Output the lines of the items below exactly, beginning with the first line of the items and ending after the line that contains "colorbar-segment (843, 688, 857, 711)".

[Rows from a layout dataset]
________________

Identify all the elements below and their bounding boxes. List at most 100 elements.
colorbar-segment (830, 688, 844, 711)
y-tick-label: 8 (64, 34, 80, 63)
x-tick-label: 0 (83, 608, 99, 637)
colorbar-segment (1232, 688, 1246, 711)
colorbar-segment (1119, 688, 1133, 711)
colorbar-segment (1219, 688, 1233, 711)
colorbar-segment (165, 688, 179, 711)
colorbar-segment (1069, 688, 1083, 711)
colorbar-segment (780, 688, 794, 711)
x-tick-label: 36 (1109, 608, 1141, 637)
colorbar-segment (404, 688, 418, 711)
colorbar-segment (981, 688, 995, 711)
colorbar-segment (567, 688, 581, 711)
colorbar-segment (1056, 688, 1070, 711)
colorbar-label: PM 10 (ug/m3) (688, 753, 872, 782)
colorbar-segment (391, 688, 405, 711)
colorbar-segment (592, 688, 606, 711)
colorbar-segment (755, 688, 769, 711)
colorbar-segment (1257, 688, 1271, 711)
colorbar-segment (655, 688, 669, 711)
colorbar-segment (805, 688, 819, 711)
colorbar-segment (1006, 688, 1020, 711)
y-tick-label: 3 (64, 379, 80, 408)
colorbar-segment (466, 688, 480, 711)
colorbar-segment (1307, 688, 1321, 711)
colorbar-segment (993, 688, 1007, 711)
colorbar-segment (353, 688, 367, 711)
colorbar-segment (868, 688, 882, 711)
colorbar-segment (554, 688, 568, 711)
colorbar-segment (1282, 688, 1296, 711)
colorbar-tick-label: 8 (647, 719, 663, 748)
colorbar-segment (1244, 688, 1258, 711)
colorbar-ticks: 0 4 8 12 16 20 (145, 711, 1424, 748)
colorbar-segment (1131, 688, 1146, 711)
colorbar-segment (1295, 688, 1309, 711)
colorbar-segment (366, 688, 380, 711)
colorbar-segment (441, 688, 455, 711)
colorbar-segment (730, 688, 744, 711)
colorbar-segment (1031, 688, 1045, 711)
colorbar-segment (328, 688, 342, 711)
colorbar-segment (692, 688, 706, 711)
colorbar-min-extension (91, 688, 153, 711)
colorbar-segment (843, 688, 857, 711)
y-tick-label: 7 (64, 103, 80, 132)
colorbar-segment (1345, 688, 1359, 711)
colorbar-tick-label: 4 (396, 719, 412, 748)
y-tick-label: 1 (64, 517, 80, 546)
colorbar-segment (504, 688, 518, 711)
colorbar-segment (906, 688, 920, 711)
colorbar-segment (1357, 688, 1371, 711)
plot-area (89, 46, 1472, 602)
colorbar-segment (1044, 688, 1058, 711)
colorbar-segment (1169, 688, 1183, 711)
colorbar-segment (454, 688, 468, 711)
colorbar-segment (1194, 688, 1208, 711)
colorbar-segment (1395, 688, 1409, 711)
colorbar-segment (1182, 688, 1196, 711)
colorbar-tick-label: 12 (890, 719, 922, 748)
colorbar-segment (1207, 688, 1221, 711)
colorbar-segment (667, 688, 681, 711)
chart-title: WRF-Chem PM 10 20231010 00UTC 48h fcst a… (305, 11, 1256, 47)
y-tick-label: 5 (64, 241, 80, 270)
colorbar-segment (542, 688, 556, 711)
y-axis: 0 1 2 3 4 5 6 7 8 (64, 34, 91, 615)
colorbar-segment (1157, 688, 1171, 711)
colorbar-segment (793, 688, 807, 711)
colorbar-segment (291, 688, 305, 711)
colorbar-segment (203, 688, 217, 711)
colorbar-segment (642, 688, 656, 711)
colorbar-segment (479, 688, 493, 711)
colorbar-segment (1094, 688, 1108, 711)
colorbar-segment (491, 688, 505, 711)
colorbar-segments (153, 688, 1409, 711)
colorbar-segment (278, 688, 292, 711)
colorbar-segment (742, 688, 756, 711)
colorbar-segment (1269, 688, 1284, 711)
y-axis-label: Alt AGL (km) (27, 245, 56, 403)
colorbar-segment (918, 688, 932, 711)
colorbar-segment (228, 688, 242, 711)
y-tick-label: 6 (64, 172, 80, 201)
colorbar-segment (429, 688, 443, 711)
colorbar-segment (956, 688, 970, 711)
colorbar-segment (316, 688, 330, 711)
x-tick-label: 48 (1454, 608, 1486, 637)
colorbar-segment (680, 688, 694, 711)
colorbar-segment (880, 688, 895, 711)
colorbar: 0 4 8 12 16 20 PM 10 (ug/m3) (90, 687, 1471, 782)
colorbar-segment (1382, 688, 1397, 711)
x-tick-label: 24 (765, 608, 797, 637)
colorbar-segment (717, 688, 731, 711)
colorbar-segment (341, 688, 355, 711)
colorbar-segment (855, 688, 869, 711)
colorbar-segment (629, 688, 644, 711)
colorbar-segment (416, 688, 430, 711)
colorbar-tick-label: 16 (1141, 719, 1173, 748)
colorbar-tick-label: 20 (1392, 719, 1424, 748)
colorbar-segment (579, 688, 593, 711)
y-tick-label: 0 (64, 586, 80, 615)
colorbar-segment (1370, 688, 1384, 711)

________________

### ANSWER TO THIS EXERCISE
Identify all the elements below and their bounding boxes. List at most 100 elements.
colorbar-segment (830, 688, 844, 711)
y-tick-label: 8 (64, 34, 80, 63)
x-tick-label: 0 (83, 608, 99, 637)
colorbar-segment (1232, 688, 1246, 711)
colorbar-segment (1119, 688, 1133, 711)
colorbar-segment (1219, 688, 1233, 711)
colorbar-segment (165, 688, 179, 711)
colorbar-segment (1069, 688, 1083, 711)
colorbar-segment (780, 688, 794, 711)
x-tick-label: 36 (1109, 608, 1141, 637)
colorbar-segment (404, 688, 418, 711)
colorbar-segment (981, 688, 995, 711)
colorbar-segment (567, 688, 581, 711)
colorbar-segment (1056, 688, 1070, 711)
colorbar-label: PM 10 (ug/m3) (688, 753, 872, 782)
colorbar-segment (391, 688, 405, 711)
colorbar-segment (592, 688, 606, 711)
colorbar-segment (755, 688, 769, 711)
colorbar-segment (1257, 688, 1271, 711)
colorbar-segment (655, 688, 669, 711)
colorbar-segment (805, 688, 819, 711)
colorbar-segment (1006, 688, 1020, 711)
y-tick-label: 3 (64, 379, 80, 408)
colorbar-segment (466, 688, 480, 711)
colorbar-segment (1307, 688, 1321, 711)
colorbar-segment (993, 688, 1007, 711)
colorbar-segment (353, 688, 367, 711)
colorbar-segment (868, 688, 882, 711)
colorbar-segment (554, 688, 568, 711)
colorbar-segment (1282, 688, 1296, 711)
colorbar-tick-label: 8 (647, 719, 663, 748)
colorbar-segment (1244, 688, 1258, 711)
colorbar-ticks: 0 4 8 12 16 20 (145, 711, 1424, 748)
colorbar-segment (1131, 688, 1146, 711)
colorbar-segment (1295, 688, 1309, 711)
colorbar-segment (366, 688, 380, 711)
colorbar-segment (441, 688, 455, 711)
colorbar-segment (730, 688, 744, 711)
colorbar-segment (1031, 688, 1045, 711)
colorbar-segment (328, 688, 342, 711)
colorbar-segment (692, 688, 706, 711)
colorbar-min-extension (91, 688, 153, 711)
colorbar-segment (843, 688, 857, 711)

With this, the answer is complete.